### EXERCISE AIM
Which lines of the records contain "JSON"? Collect every one of them.
--- START TASK INPUTS ---
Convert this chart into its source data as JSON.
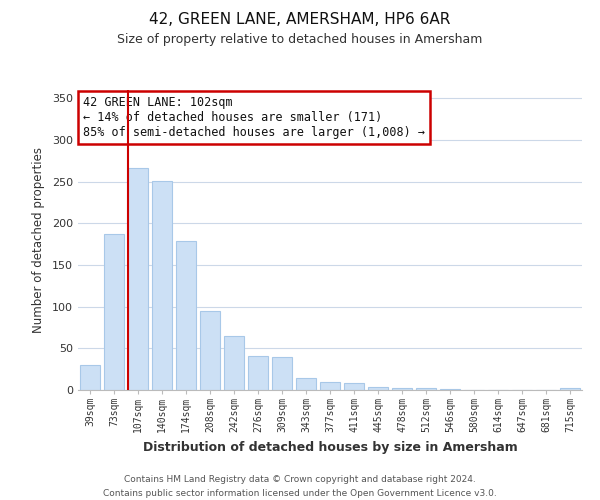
{
  "title": "42, GREEN LANE, AMERSHAM, HP6 6AR",
  "subtitle": "Size of property relative to detached houses in Amersham",
  "xlabel": "Distribution of detached houses by size in Amersham",
  "ylabel": "Number of detached properties",
  "bar_labels": [
    "39sqm",
    "73sqm",
    "107sqm",
    "140sqm",
    "174sqm",
    "208sqm",
    "242sqm",
    "276sqm",
    "309sqm",
    "343sqm",
    "377sqm",
    "411sqm",
    "445sqm",
    "478sqm",
    "512sqm",
    "546sqm",
    "580sqm",
    "614sqm",
    "647sqm",
    "681sqm",
    "715sqm"
  ],
  "bar_heights": [
    30,
    187,
    267,
    251,
    179,
    95,
    65,
    41,
    40,
    14,
    10,
    8,
    4,
    3,
    2,
    1,
    0,
    0,
    0,
    0,
    2
  ],
  "bar_color": "#cce0f5",
  "bar_edge_color": "#a8c8e8",
  "vline_color": "#cc0000",
  "annotation_lines": [
    "← 14% of detached houses are smaller (171)",
    "85% of semi-detached houses are larger (1,008) →"
  ],
  "annotation_title": "42 GREEN LANE: 102sqm",
  "annotation_box_color": "#ffffff",
  "annotation_box_edge_color": "#cc0000",
  "ylim": [
    0,
    360
  ],
  "yticks": [
    0,
    50,
    100,
    150,
    200,
    250,
    300,
    350
  ],
  "footer_lines": [
    "Contains HM Land Registry data © Crown copyright and database right 2024.",
    "Contains public sector information licensed under the Open Government Licence v3.0."
  ],
  "background_color": "#ffffff",
  "grid_color": "#ccd8e8"
}
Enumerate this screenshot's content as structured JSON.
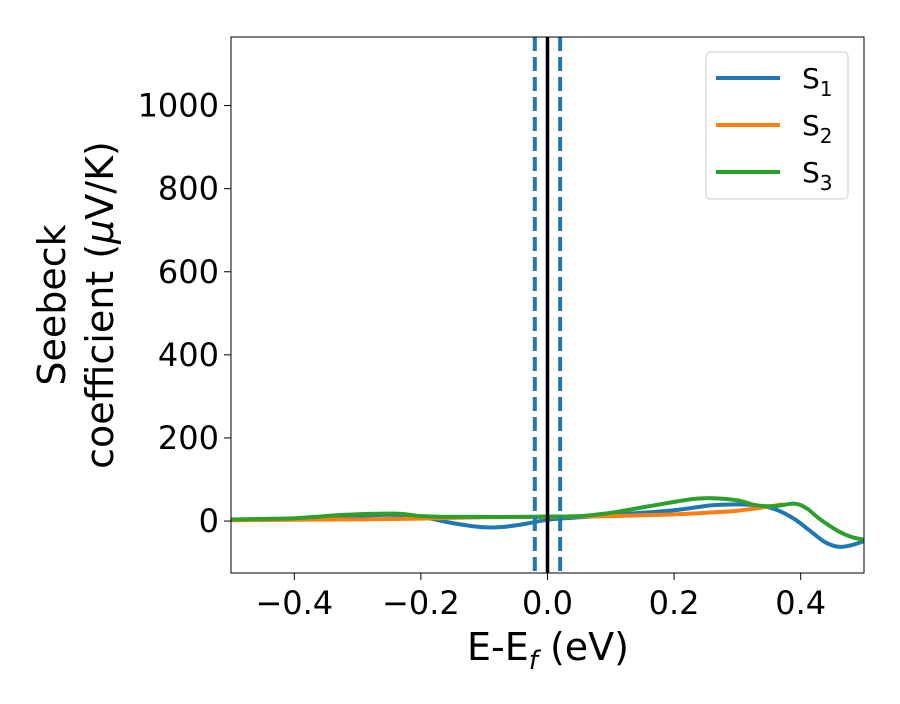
{
  "chart_data": {
    "type": "line",
    "xlabel": "E-E",
    "xlabel_sub": "f",
    "xlabel_suffix": " (eV)",
    "ylabel_line1": "Seebeck",
    "ylabel_line2": "coefficient  (",
    "ylabel_mu": "μ",
    "ylabel_line2_suffix": "V/K)",
    "xlim": [
      -0.5,
      0.5
    ],
    "ylim": [
      -125,
      1165
    ],
    "xticks": [
      -0.4,
      -0.2,
      0.0,
      0.2,
      0.4
    ],
    "xtick_labels": [
      "−0.4",
      "−0.2",
      "0.0",
      "0.2",
      "0.4"
    ],
    "yticks": [
      0,
      200,
      400,
      600,
      800,
      1000
    ],
    "ytick_labels": [
      "0",
      "200",
      "400",
      "600",
      "800",
      "1000"
    ],
    "grid": false,
    "legend_position": "top-right",
    "vlines": [
      {
        "x": 0.0,
        "style": "solid",
        "color": "#000000"
      },
      {
        "x": -0.02,
        "style": "dashed",
        "color": "#1f77b4"
      },
      {
        "x": 0.02,
        "style": "dashed",
        "color": "#1f77b4"
      }
    ],
    "series": [
      {
        "name": "S",
        "sub": "1",
        "color": "#1f77b4",
        "x": [
          -0.5,
          -0.4,
          -0.3,
          -0.25,
          -0.2,
          -0.15,
          -0.1,
          -0.07,
          -0.04,
          0.0,
          0.04,
          0.08,
          0.12,
          0.16,
          0.2,
          0.24,
          0.26,
          0.3,
          0.33,
          0.36,
          0.39,
          0.42,
          0.44,
          0.46,
          0.48,
          0.5
        ],
        "y": [
          3,
          5,
          12,
          15,
          10,
          -5,
          -15,
          -14,
          -8,
          3,
          8,
          12,
          17,
          21,
          26,
          34,
          38,
          40,
          38,
          28,
          5,
          -30,
          -52,
          -62,
          -58,
          -48
        ]
      },
      {
        "name": "S",
        "sub": "2",
        "color": "#ff7f0e",
        "x": [
          -0.5,
          -0.4,
          -0.3,
          -0.2,
          -0.1,
          0.0,
          0.1,
          0.2,
          0.25,
          0.3,
          0.35,
          0.37
        ],
        "y": [
          2,
          3,
          4,
          6,
          9,
          10,
          12,
          16,
          20,
          25,
          35,
          40
        ]
      },
      {
        "name": "S",
        "sub": "3",
        "color": "#2ca02c",
        "x": [
          -0.5,
          -0.4,
          -0.32,
          -0.24,
          -0.2,
          -0.15,
          -0.1,
          -0.05,
          0.0,
          0.05,
          0.1,
          0.15,
          0.2,
          0.23,
          0.26,
          0.3,
          0.33,
          0.36,
          0.39,
          0.41,
          0.43,
          0.46,
          0.48,
          0.5
        ],
        "y": [
          4,
          7,
          15,
          18,
          12,
          10,
          10,
          10,
          11,
          12,
          20,
          33,
          46,
          53,
          55,
          50,
          38,
          36,
          42,
          30,
          5,
          -25,
          -38,
          -45
        ]
      }
    ]
  }
}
--- END TASK INPUTS ---
### PROBLEM SOLUTION
Convert this chart into its source data as JSON.
Enumerate this screenshot's content as structured JSON.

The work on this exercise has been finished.